Type out the data exactly as given. Skip any image.

----- Supplied material

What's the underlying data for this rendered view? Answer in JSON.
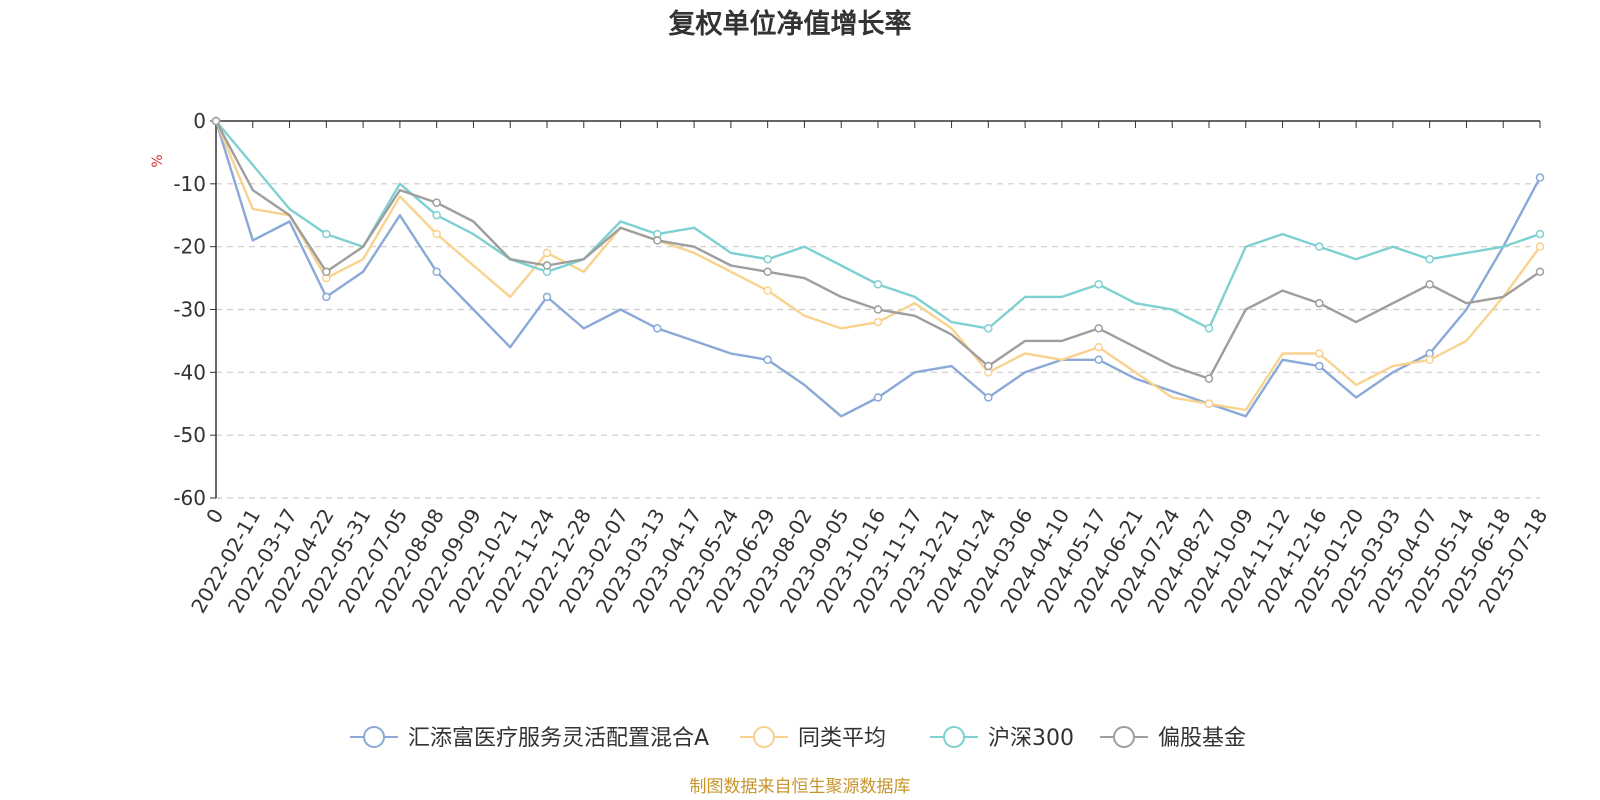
{
  "chart_data": {
    "type": "line",
    "title": "复权单位净值增长率",
    "y_unit": "%",
    "ylim": [
      -60,
      0
    ],
    "y_ticks": [
      0,
      -10,
      -20,
      -30,
      -40,
      -50,
      -60
    ],
    "grid": "horizontal dashed",
    "legend_position": "bottom",
    "x_tick_labels": [
      "0",
      "2022-02-11",
      "2022-03-17",
      "2022-04-22",
      "2022-05-31",
      "2022-07-05",
      "2022-08-08",
      "2022-09-09",
      "2022-10-21",
      "2022-11-24",
      "2022-12-28",
      "2023-02-07",
      "2023-03-13",
      "2023-04-17",
      "2023-05-24",
      "2023-06-29",
      "2023-08-02",
      "2023-09-05",
      "2023-10-16",
      "2023-11-17",
      "2023-12-21",
      "2024-01-24",
      "2024-03-06",
      "2024-04-10",
      "2024-05-17",
      "2024-06-21",
      "2024-07-24",
      "2024-08-27",
      "2024-10-09",
      "2024-11-12",
      "2024-12-16",
      "2025-01-20",
      "2025-03-03",
      "2025-04-07",
      "2025-05-14",
      "2025-06-18",
      "2025-07-18"
    ],
    "series": [
      {
        "name": "汇添富医疗服务灵活配置混合A",
        "color": "#8aa9d8",
        "values": [
          0,
          -19,
          -16,
          -28,
          -24,
          -15,
          -24,
          -30,
          -36,
          -28,
          -33,
          -30,
          -33,
          -35,
          -37,
          -38,
          -42,
          -47,
          -44,
          -40,
          -39,
          -44,
          -40,
          -38,
          -38,
          -41,
          -43,
          -45,
          -47,
          -38,
          -39,
          -44,
          -40,
          -37,
          -30,
          -20,
          -9
        ]
      },
      {
        "name": "同类平均",
        "color": "#f9d38e",
        "values": [
          0,
          -14,
          -15,
          -25,
          -22,
          -12,
          -18,
          -23,
          -28,
          -21,
          -24,
          -17,
          -19,
          -21,
          -24,
          -27,
          -31,
          -33,
          -32,
          -29,
          -33,
          -40,
          -37,
          -38,
          -36,
          -40,
          -44,
          -45,
          -46,
          -37,
          -37,
          -42,
          -39,
          -38,
          -35,
          -28,
          -20
        ]
      },
      {
        "name": "沪深300",
        "color": "#7fd0d0",
        "values": [
          0,
          -7,
          -14,
          -18,
          -20,
          -10,
          -15,
          -18,
          -22,
          -24,
          -22,
          -16,
          -18,
          -17,
          -21,
          -22,
          -20,
          -23,
          -26,
          -28,
          -32,
          -33,
          -28,
          -28,
          -26,
          -29,
          -30,
          -33,
          -20,
          -18,
          -20,
          -22,
          -20,
          -22,
          -21,
          -20,
          -18
        ]
      },
      {
        "name": "偏股基金",
        "color": "#9e9e9e",
        "values": [
          0,
          -11,
          -15,
          -24,
          -20,
          -11,
          -13,
          -16,
          -22,
          -23,
          -22,
          -17,
          -19,
          -20,
          -23,
          -24,
          -25,
          -28,
          -30,
          -31,
          -34,
          -39,
          -35,
          -35,
          -33,
          -36,
          -39,
          -41,
          -30,
          -27,
          -29,
          -32,
          -29,
          -26,
          -29,
          -28,
          -24
        ]
      }
    ],
    "source_note": "制图数据来自恒生聚源数据库"
  }
}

----------

Response below
What's the underlying data for this rendered view? Answer in JSON.
{
  "chart_data": {
    "type": "line",
    "title": "复权单位净值增长率",
    "y_unit": "%",
    "ylim": [
      -60,
      0
    ],
    "y_ticks": [
      0,
      -10,
      -20,
      -30,
      -40,
      -50,
      -60
    ],
    "grid": "horizontal dashed",
    "legend_position": "bottom",
    "x_tick_labels": [
      "0",
      "2022-02-11",
      "2022-03-17",
      "2022-04-22",
      "2022-05-31",
      "2022-07-05",
      "2022-08-08",
      "2022-09-09",
      "2022-10-21",
      "2022-11-24",
      "2022-12-28",
      "2023-02-07",
      "2023-03-13",
      "2023-04-17",
      "2023-05-24",
      "2023-06-29",
      "2023-08-02",
      "2023-09-05",
      "2023-10-16",
      "2023-11-17",
      "2023-12-21",
      "2024-01-24",
      "2024-03-06",
      "2024-04-10",
      "2024-05-17",
      "2024-06-21",
      "2024-07-24",
      "2024-08-27",
      "2024-10-09",
      "2024-11-12",
      "2024-12-16",
      "2025-01-20",
      "2025-03-03",
      "2025-04-07",
      "2025-05-14",
      "2025-06-18",
      "2025-07-18"
    ],
    "series": [
      {
        "name": "汇添富医疗服务灵活配置混合A",
        "color": "#8aa9d8",
        "values": [
          0,
          -19,
          -16,
          -28,
          -24,
          -15,
          -24,
          -30,
          -36,
          -28,
          -33,
          -30,
          -33,
          -35,
          -37,
          -38,
          -42,
          -47,
          -44,
          -40,
          -39,
          -44,
          -40,
          -38,
          -38,
          -41,
          -43,
          -45,
          -47,
          -38,
          -39,
          -44,
          -40,
          -37,
          -30,
          -20,
          -9
        ]
      },
      {
        "name": "同类平均",
        "color": "#f9d38e",
        "values": [
          0,
          -14,
          -15,
          -25,
          -22,
          -12,
          -18,
          -23,
          -28,
          -21,
          -24,
          -17,
          -19,
          -21,
          -24,
          -27,
          -31,
          -33,
          -32,
          -29,
          -33,
          -40,
          -37,
          -38,
          -36,
          -40,
          -44,
          -45,
          -46,
          -37,
          -37,
          -42,
          -39,
          -38,
          -35,
          -28,
          -20
        ]
      },
      {
        "name": "沪深300",
        "color": "#7fd0d0",
        "values": [
          0,
          -7,
          -14,
          -18,
          -20,
          -10,
          -15,
          -18,
          -22,
          -24,
          -22,
          -16,
          -18,
          -17,
          -21,
          -22,
          -20,
          -23,
          -26,
          -28,
          -32,
          -33,
          -28,
          -28,
          -26,
          -29,
          -30,
          -33,
          -20,
          -18,
          -20,
          -22,
          -20,
          -22,
          -21,
          -20,
          -18
        ]
      },
      {
        "name": "偏股基金",
        "color": "#9e9e9e",
        "values": [
          0,
          -11,
          -15,
          -24,
          -20,
          -11,
          -13,
          -16,
          -22,
          -23,
          -22,
          -17,
          -19,
          -20,
          -23,
          -24,
          -25,
          -28,
          -30,
          -31,
          -34,
          -39,
          -35,
          -35,
          -33,
          -36,
          -39,
          -41,
          -30,
          -27,
          -29,
          -32,
          -29,
          -26,
          -29,
          -28,
          -24
        ]
      }
    ],
    "source_note": "制图数据来自恒生聚源数据库"
  }
}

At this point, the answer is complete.